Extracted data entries
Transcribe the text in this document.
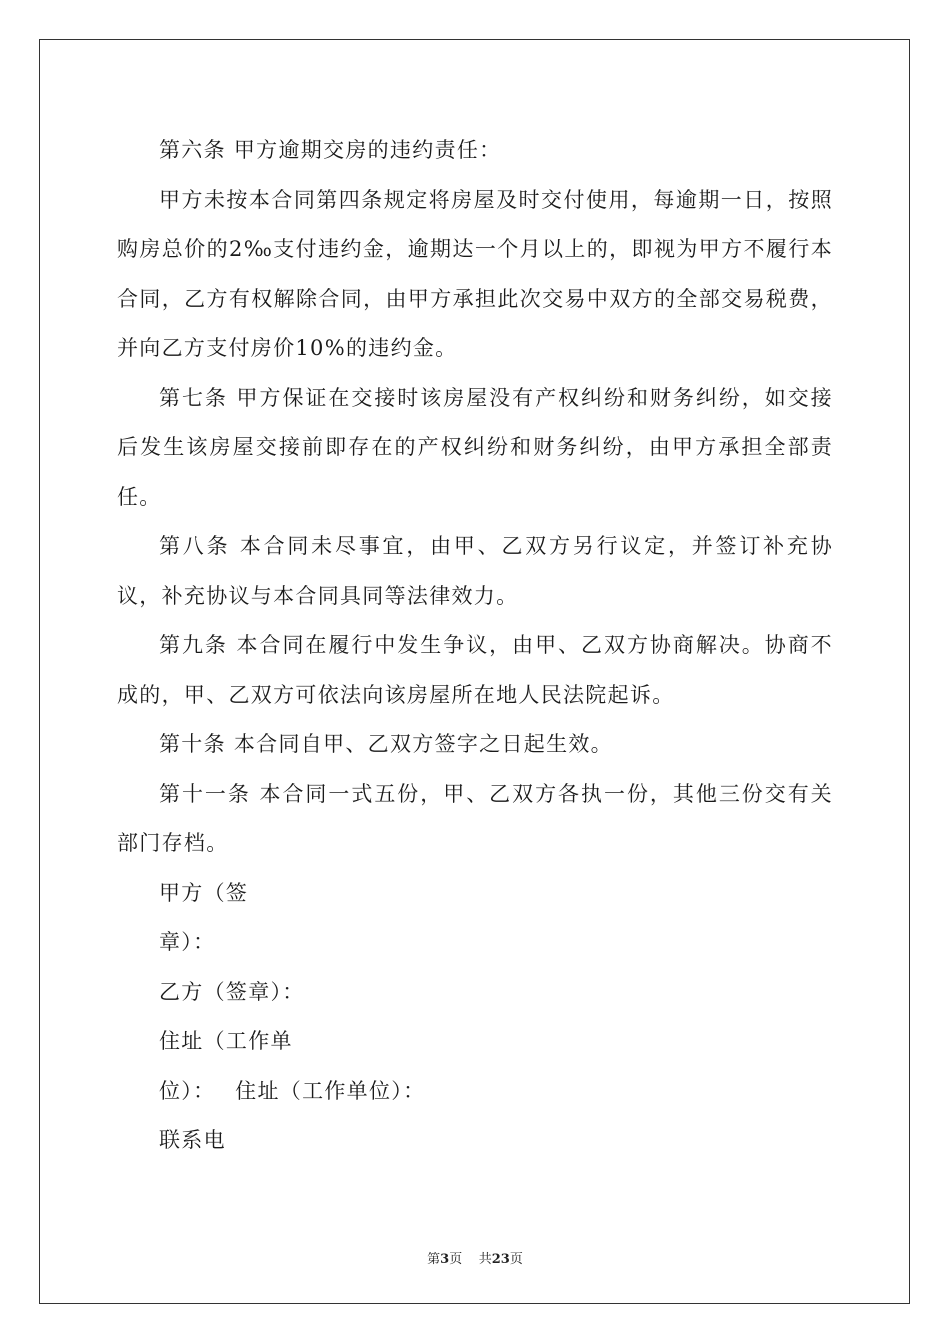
第六条 甲方逾期交房的违约责任：

甲方未按本合同第四条规定将房屋及时交付使用，每逾期一日，按照购房总价的2‰支付违约金，逾期达一个月以上的，即视为甲方不履行本合同，乙方有权解除合同，由甲方承担此次交易中双方的全部交易税费，并向乙方支付房价10%的违约金。

第七条 甲方保证在交接时该房屋没有产权纠纷和财务纠纷，如交接后发生该房屋交接前即存在的产权纠纷和财务纠纷，由甲方承担全部责任。

第八条 本合同未尽事宜，由甲、乙双方另行议定，并签订补充协议，补充协议与本合同具同等法律效力。

第九条 本合同在履行中发生争议，由甲、乙双方协商解决。协商不成的，甲、乙双方可依法向该房屋所在地人民法院起诉。

第十条 本合同自甲、乙双方签字之日起生效。

第十一条 本合同一式五份，甲、乙双方各执一份，其他三份交有关部门存档。

甲方（签

章）：

乙方（签章）：

住址（工作单

位）：　 住址（工作单位）：

联系电

第3页 共23页
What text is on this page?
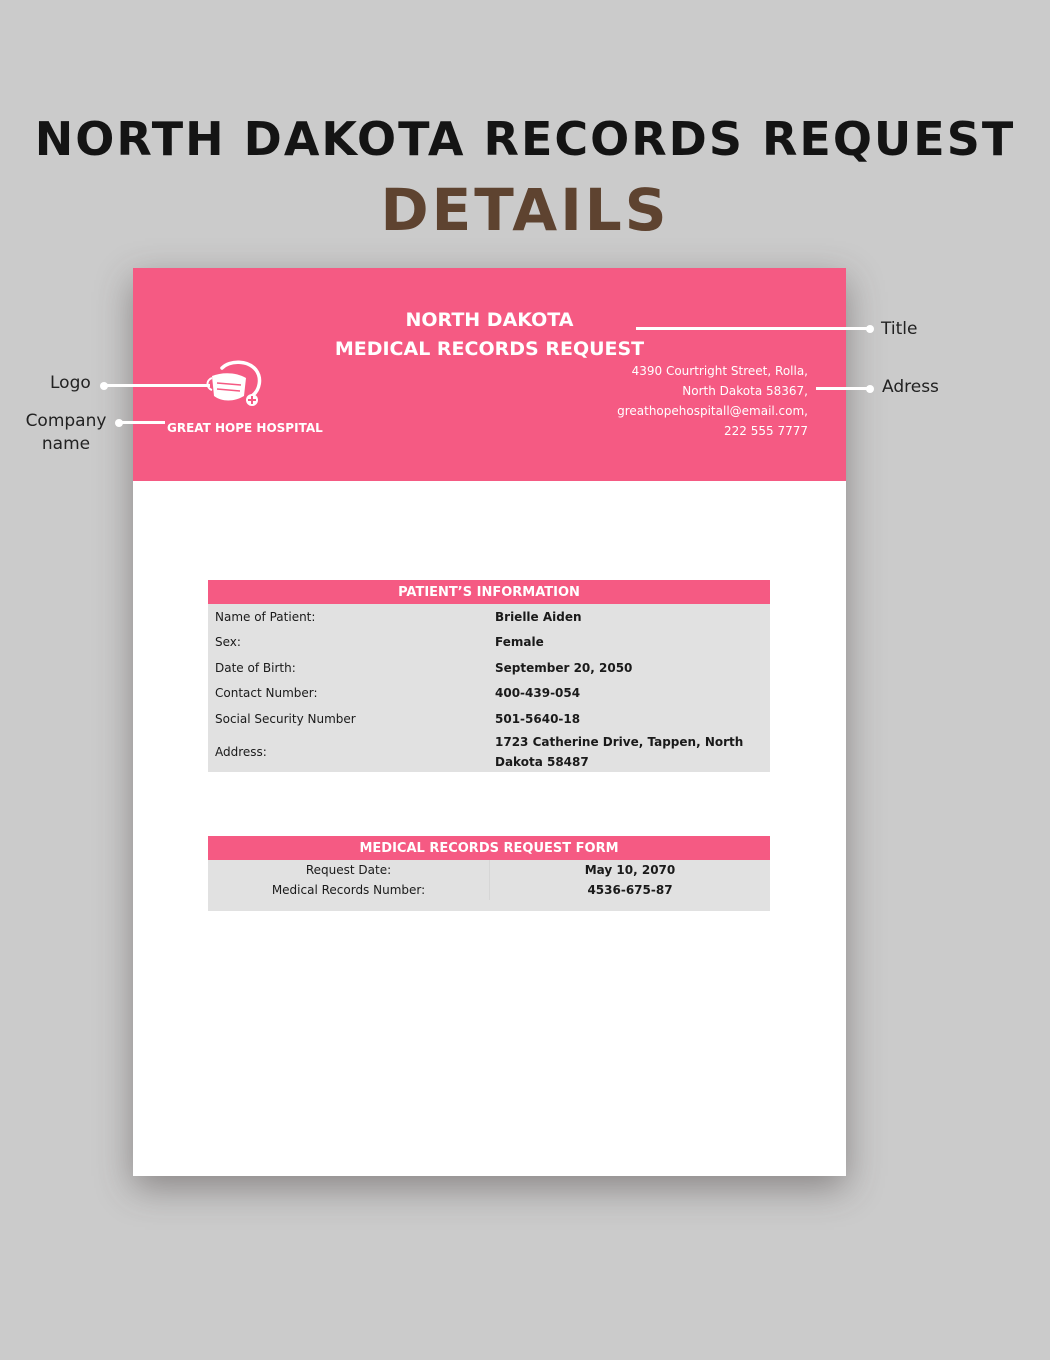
NORTH DAKOTA RECORDS REQUEST
DETAILS
NORTH DAKOTA
MEDICAL RECORDS REQUEST
GREAT HOPE HOSPITAL
4390 Courtright Street, Rolla,
North Dakota 58367,
greathopehospitall@email.com,
222 555 7777
PATIENT’S INFORMATION
Name of Patient:	Brielle Aiden
Sex:	Female
Date of Birth:	September 20, 2050
Contact Number:	400-439-054
Social Security Number	501-5640-18
Address:
1723 Catherine Drive, Tappen, North Dakota 58487
MEDICAL RECORDS REQUEST FORM
Request Date:	May 10, 2070
Medical Records Number:	4536-675-87
Logo
Company
name
Title
Adress
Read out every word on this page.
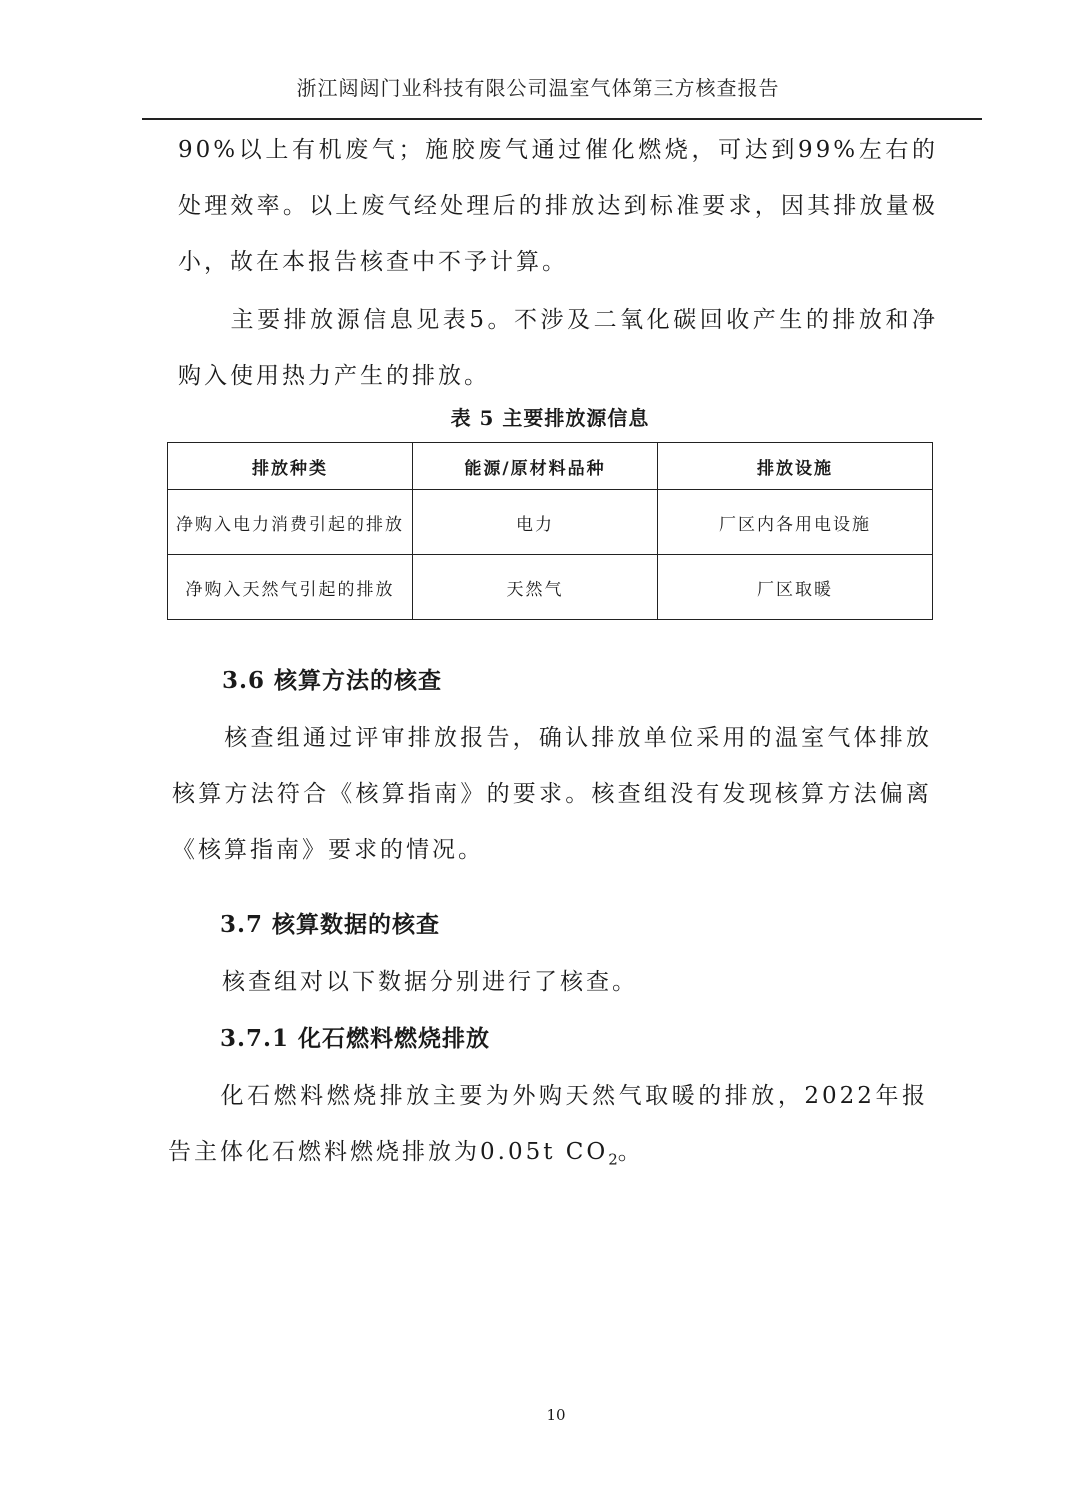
浙江闼闼门业科技有限公司温室气体第三方核查报告
90%以上有机废气；施胶废气通过催化燃烧，可达到99%左右的处理效率。以上废气经处理后的排放达到标准要求，因其排放量极小，故在本报告核查中不予计算。
主要排放源信息见表5。不涉及二氧化碳回收产生的排放和净购入使用热力产生的排放。
表 5 主要排放源信息
排放种类	能源/原材料品种	排放设施
净购入电力消费引起的排放	电力	厂区内各用电设施
净购入天然气引起的排放	天然气	厂区取暖
3.6 核算方法的核查
核查组通过评审排放报告，确认排放单位采用的温室气体排放核算方法符合《核算指南》的要求。核查组没有发现核算方法偏离《核算指南》要求的情况。
3.7 核算数据的核查
核查组对以下数据分别进行了核查。
3.7.1 化石燃料燃烧排放
化石燃料燃烧排放主要为外购天然气取暖的排放，2022年报告主体化石燃料燃烧排放为0.05t $CO_2$。
10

Problem details
Every record above must be given again exactly; drop the pictures.

Response to the exercise
Transcribe the text in this document.
第六条 甲方逾期交房的违约责任：

甲方未按本合同第四条规定将房屋及时交付使用，每逾期一日，按照购房总价的2‰支付违约金，逾期达一个月以上的，即视为甲方不履行本合同，乙方有权解除合同，由甲方承担此次交易中双方的全部交易税费，并向乙方支付房价10%的违约金。

第七条 甲方保证在交接时该房屋没有产权纠纷和财务纠纷，如交接后发生该房屋交接前即存在的产权纠纷和财务纠纷，由甲方承担全部责任。

第八条 本合同未尽事宜，由甲、乙双方另行议定，并签订补充协议，补充协议与本合同具同等法律效力。

第九条 本合同在履行中发生争议，由甲、乙双方协商解决。协商不成的，甲、乙双方可依法向该房屋所在地人民法院起诉。

第十条 本合同自甲、乙双方签字之日起生效。

第十一条 本合同一式五份，甲、乙双方各执一份，其他三份交有关部门存档。

甲方（签

章）：

乙方（签章）：

住址（工作单

位）：　 住址（工作单位）：

联系电

第3页 共23页
What text is on this page?
NORTH DAKOTA RECORDS REQUEST
DETAILS
NORTH DAKOTA
MEDICAL RECORDS REQUEST
GREAT HOPE HOSPITAL
4390 Courtright Street, Rolla,
North Dakota 58367,
greathopehospitall@email.com,
222 555 7777
PATIENT’S INFORMATION
Name of Patient:	Brielle Aiden
Sex:	Female
Date of Birth:	September 20, 2050
Contact Number:	400-439-054
Social Security Number	501-5640-18
Address:
1723 Catherine Drive, Tappen, North Dakota 58487
MEDICAL RECORDS REQUEST FORM
Request Date:	May 10, 2070
Medical Records Number:	4536-675-87
Logo
Company
name
Title
Adress
Read out every word on this page.
浙江闼闼门业科技有限公司温室气体第三方核查报告
90%以上有机废气；施胶废气通过催化燃烧，可达到99%左右的处理效率。以上废气经处理后的排放达到标准要求，因其排放量极小，故在本报告核查中不予计算。
主要排放源信息见表5。不涉及二氧化碳回收产生的排放和净购入使用热力产生的排放。
表 5 主要排放源信息
排放种类	能源/原材料品种	排放设施
净购入电力消费引起的排放	电力	厂区内各用电设施
净购入天然气引起的排放	天然气	厂区取暖
3.6 核算方法的核查
核查组通过评审排放报告，确认排放单位采用的温室气体排放核算方法符合《核算指南》的要求。核查组没有发现核算方法偏离《核算指南》要求的情况。
3.7 核算数据的核查
核查组对以下数据分别进行了核查。
3.7.1 化石燃料燃烧排放
化石燃料燃烧排放主要为外购天然气取暖的排放，2022年报告主体化石燃料燃烧排放为0.05t $CO_2$。
10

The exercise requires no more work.